**Exercise**
Emit only the lines from the line containing "Convert this screenshot" through the last line of the entries, unchanged.

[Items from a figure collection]
↓↓↓

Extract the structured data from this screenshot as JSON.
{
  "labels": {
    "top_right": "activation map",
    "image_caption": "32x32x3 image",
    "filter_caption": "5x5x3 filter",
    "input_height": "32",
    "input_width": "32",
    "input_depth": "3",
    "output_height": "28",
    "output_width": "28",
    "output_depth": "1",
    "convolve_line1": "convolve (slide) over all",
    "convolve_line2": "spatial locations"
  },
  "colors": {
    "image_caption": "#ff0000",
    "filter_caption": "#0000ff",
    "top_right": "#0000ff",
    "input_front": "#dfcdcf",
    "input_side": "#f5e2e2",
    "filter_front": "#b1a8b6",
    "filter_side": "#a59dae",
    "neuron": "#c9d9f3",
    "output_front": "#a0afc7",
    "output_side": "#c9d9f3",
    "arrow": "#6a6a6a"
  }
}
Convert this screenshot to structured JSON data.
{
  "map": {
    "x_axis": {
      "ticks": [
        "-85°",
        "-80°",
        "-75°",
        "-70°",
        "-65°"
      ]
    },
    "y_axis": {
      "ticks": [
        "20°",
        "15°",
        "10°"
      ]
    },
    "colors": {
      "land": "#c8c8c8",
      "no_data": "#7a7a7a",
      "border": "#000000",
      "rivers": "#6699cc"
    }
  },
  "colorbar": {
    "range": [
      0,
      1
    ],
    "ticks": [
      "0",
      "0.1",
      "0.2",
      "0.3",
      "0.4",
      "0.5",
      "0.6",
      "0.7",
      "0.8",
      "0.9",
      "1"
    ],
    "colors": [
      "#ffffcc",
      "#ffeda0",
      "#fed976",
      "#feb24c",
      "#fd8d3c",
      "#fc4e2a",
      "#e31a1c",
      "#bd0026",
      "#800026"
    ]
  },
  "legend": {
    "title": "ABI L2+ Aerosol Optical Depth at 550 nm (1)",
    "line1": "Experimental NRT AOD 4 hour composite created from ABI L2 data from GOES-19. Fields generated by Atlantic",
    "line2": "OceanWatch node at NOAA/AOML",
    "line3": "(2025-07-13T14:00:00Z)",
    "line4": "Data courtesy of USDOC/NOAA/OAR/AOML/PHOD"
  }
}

↑↑↑

**Complete output**
Convert this screenshot to structured JSON data.
{
  "map": {
    "x_axis": {
      "ticks": [
        "-85°",
        "-80°",
        "-75°",
        "-70°",
        "-65°"
      ]
    },
    "y_axis": {
      "ticks": [
        "20°",
        "15°",
        "10°"
      ]
    },
    "colors": {
      "land": "#c8c8c8",
      "no_data": "#7a7a7a",
      "border": "#000000",
      "rivers": "#6699cc"
    }
  },
  "colorbar": {
    "range": [
      0,
      1
    ],
    "ticks": [
      "0",
      "0.1",
      "0.2",
      "0.3",
      "0.4",
      "0.5",
      "0.6",
      "0.7",
      "0.8",
      "0.9",
      "1"
    ],
    "colors": [
      "#ffffcc",
      "#ffeda0",
      "#fed976",
      "#feb24c",
      "#fd8d3c",
      "#fc4e2a",
      "#e31a1c",
      "#bd0026",
      "#800026"
    ]
  },
  "legend": {
    "title": "ABI L2+ Aerosol Optical Depth at 550 nm (1)",
    "line1": "Experimental NRT AOD 4 hour composite created from ABI L2 data from GOES-19. Fields generated by Atlantic",
    "line2": "OceanWatch node at NOAA/AOML",
    "line3": "(2025-07-13T14:00:00Z)",
    "line4": "Data courtesy of USDOC/NOAA/OAR/AOML/PHOD"
  }
}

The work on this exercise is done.